Select each line where the word "是否与车主" appears.

::::

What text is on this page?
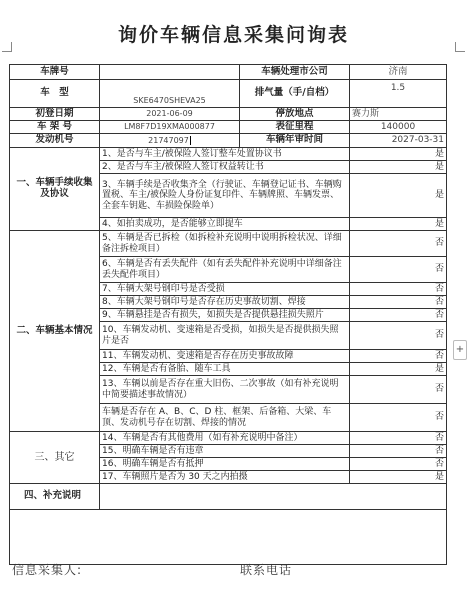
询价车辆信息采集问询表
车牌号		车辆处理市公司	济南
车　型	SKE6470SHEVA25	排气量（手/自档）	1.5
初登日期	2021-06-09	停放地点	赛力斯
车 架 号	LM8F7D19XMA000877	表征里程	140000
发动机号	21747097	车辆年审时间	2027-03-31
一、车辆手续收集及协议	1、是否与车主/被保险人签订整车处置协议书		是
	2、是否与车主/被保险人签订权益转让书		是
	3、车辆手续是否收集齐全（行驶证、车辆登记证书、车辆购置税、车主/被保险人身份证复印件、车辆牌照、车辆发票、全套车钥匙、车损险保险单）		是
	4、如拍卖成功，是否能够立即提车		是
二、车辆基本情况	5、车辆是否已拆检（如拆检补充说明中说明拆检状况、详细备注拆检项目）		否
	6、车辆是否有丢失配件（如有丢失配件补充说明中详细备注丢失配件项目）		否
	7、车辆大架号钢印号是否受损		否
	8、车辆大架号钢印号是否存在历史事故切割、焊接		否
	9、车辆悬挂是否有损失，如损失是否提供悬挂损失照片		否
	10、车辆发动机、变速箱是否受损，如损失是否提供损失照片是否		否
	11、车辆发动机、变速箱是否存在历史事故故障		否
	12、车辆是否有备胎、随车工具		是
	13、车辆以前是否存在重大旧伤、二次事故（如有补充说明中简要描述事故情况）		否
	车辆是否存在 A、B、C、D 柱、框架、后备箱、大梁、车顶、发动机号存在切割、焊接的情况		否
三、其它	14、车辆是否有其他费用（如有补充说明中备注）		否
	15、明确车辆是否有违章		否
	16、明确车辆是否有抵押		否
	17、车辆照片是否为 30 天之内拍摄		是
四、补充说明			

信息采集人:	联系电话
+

::::

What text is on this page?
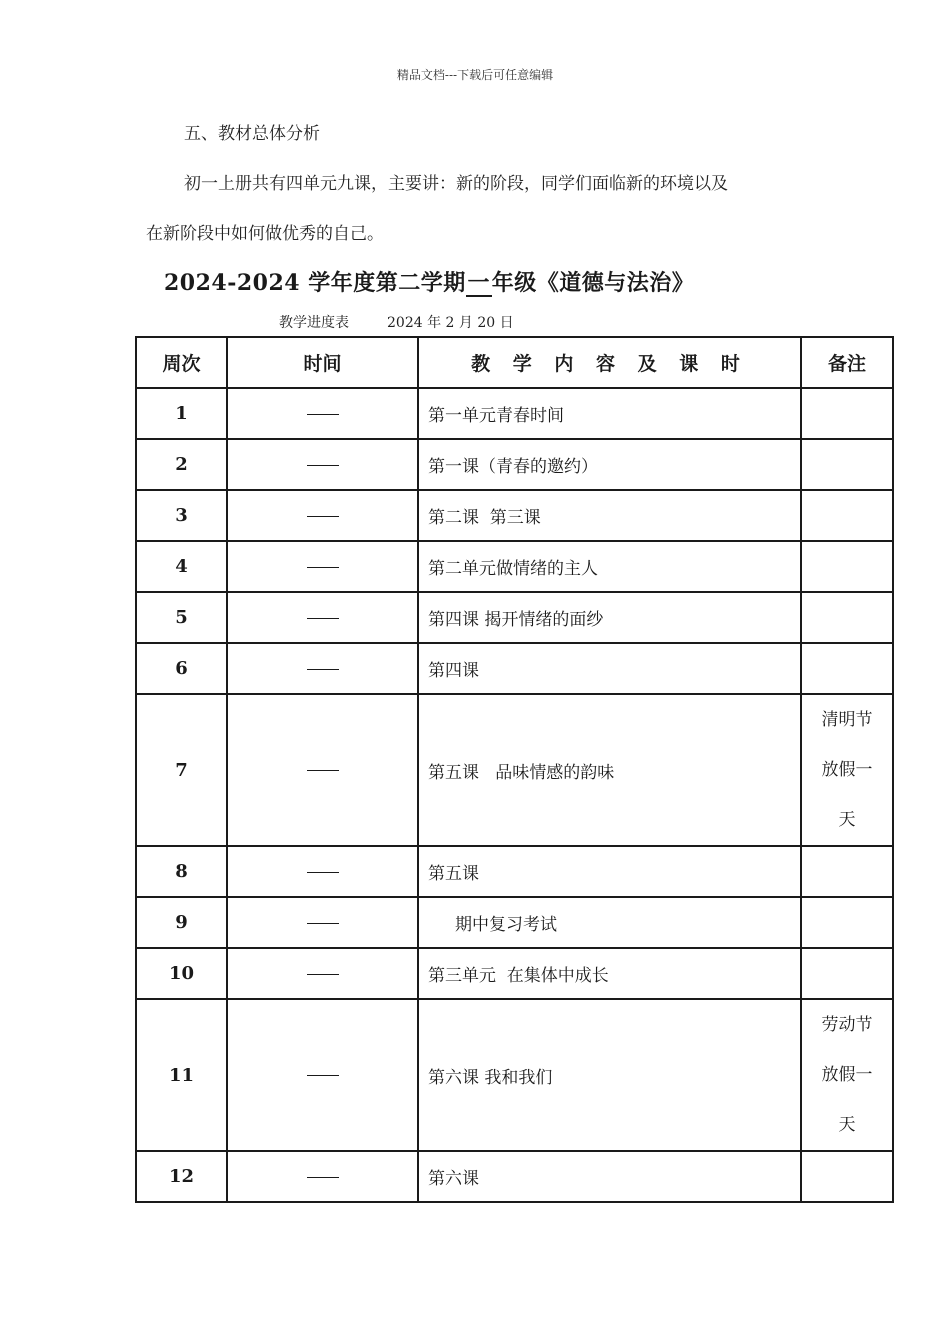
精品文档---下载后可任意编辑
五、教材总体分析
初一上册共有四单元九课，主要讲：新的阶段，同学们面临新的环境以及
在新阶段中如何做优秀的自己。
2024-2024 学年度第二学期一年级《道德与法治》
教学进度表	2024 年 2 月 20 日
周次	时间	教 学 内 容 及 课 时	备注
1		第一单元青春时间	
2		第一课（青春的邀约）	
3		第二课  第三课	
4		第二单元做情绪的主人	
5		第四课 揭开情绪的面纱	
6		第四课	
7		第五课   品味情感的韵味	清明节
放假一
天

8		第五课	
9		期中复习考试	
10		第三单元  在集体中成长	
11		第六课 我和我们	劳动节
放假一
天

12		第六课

::::

▶ [ANSWER TO THIS PROBLEM]
一、车辆手续收集及协议	1、是否与车主/被保险人签订整车处置协议书		是
	2、是否与车主/被保险人签订权益转让书		是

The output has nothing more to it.